── Material provided

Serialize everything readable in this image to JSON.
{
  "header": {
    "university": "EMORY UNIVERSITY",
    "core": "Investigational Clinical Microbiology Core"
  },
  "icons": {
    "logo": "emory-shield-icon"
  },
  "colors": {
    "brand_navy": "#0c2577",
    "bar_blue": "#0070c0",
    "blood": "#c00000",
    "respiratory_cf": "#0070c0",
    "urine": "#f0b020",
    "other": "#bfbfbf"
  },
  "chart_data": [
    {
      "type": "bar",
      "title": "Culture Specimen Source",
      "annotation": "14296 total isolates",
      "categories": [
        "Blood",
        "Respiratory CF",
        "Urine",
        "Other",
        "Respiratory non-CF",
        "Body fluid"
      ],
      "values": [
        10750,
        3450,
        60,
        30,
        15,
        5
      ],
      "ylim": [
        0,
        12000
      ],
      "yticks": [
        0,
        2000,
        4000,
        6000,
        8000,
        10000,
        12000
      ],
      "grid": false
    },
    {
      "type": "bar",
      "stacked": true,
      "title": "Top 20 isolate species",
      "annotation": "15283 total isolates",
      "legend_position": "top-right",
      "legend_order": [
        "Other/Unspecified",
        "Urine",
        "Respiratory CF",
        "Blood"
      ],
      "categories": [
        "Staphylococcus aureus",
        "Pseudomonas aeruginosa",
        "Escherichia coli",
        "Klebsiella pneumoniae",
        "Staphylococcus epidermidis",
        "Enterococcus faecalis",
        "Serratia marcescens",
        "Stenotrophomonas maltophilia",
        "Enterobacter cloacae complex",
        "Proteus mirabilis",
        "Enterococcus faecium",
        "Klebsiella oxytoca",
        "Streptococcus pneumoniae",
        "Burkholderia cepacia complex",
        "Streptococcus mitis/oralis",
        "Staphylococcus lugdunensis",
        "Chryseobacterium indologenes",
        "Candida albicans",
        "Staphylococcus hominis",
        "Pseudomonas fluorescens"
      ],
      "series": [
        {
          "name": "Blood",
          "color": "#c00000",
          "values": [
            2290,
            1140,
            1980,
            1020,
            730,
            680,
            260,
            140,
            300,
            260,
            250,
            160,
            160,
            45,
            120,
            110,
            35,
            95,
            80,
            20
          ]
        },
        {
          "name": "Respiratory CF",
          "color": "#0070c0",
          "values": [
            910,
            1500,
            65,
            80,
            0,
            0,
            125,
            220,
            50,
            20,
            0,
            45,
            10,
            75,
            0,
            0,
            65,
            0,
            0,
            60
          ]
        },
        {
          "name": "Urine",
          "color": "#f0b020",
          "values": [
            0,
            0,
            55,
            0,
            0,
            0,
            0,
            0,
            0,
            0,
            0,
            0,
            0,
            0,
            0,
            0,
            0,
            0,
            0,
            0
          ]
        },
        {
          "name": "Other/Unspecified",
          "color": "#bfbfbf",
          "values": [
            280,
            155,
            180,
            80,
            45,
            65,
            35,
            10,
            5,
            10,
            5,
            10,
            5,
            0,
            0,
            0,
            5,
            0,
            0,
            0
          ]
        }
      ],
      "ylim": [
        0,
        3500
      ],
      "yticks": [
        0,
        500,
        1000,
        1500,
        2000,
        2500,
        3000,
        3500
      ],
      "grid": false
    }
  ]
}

────

**Work request**: Once the records are read, print each of them exactly as written.

**Task result**:
Serialize everything readable in this image to JSON.
{
  "header": {
    "university": "EMORY UNIVERSITY",
    "core": "Investigational Clinical Microbiology Core"
  },
  "icons": {
    "logo": "emory-shield-icon"
  },
  "colors": {
    "brand_navy": "#0c2577",
    "bar_blue": "#0070c0",
    "blood": "#c00000",
    "respiratory_cf": "#0070c0",
    "urine": "#f0b020",
    "other": "#bfbfbf"
  },
  "chart_data": [
    {
      "type": "bar",
      "title": "Culture Specimen Source",
      "annotation": "14296 total isolates",
      "categories": [
        "Blood",
        "Respiratory CF",
        "Urine",
        "Other",
        "Respiratory non-CF",
        "Body fluid"
      ],
      "values": [
        10750,
        3450,
        60,
        30,
        15,
        5
      ],
      "ylim": [
        0,
        12000
      ],
      "yticks": [
        0,
        2000,
        4000,
        6000,
        8000,
        10000,
        12000
      ],
      "grid": false
    },
    {
      "type": "bar",
      "stacked": true,
      "title": "Top 20 isolate species",
      "annotation": "15283 total isolates",
      "legend_position": "top-right",
      "legend_order": [
        "Other/Unspecified",
        "Urine",
        "Respiratory CF",
        "Blood"
      ],
      "categories": [
        "Staphylococcus aureus",
        "Pseudomonas aeruginosa",
        "Escherichia coli",
        "Klebsiella pneumoniae",
        "Staphylococcus epidermidis",
        "Enterococcus faecalis",
        "Serratia marcescens",
        "Stenotrophomonas maltophilia",
        "Enterobacter cloacae complex",
        "Proteus mirabilis",
        "Enterococcus faecium",
        "Klebsiella oxytoca",
        "Streptococcus pneumoniae",
        "Burkholderia cepacia complex",
        "Streptococcus mitis/oralis",
        "Staphylococcus lugdunensis",
        "Chryseobacterium indologenes",
        "Candida albicans",
        "Staphylococcus hominis",
        "Pseudomonas fluorescens"
      ],
      "series": [
        {
          "name": "Blood",
          "color": "#c00000",
          "values": [
            2290,
            1140,
            1980,
            1020,
            730,
            680,
            260,
            140,
            300,
            260,
            250,
            160,
            160,
            45,
            120,
            110,
            35,
            95,
            80,
            20
          ]
        },
        {
          "name": "Respiratory CF",
          "color": "#0070c0",
          "values": [
            910,
            1500,
            65,
            80,
            0,
            0,
            125,
            220,
            50,
            20,
            0,
            45,
            10,
            75,
            0,
            0,
            65,
            0,
            0,
            60
          ]
        },
        {
          "name": "Urine",
          "color": "#f0b020",
          "values": [
            0,
            0,
            55,
            0,
            0,
            0,
            0,
            0,
            0,
            0,
            0,
            0,
            0,
            0,
            0,
            0,
            0,
            0,
            0,
            0
          ]
        },
        {
          "name": "Other/Unspecified",
          "color": "#bfbfbf",
          "values": [
            280,
            155,
            180,
            80,
            45,
            65,
            35,
            10,
            5,
            10,
            5,
            10,
            5,
            0,
            0,
            0,
            5,
            0,
            0,
            0
          ]
        }
      ],
      "ylim": [
        0,
        3500
      ],
      "yticks": [
        0,
        500,
        1000,
        1500,
        2000,
        2500,
        3000,
        3500
      ],
      "grid": false
    }
  ]
}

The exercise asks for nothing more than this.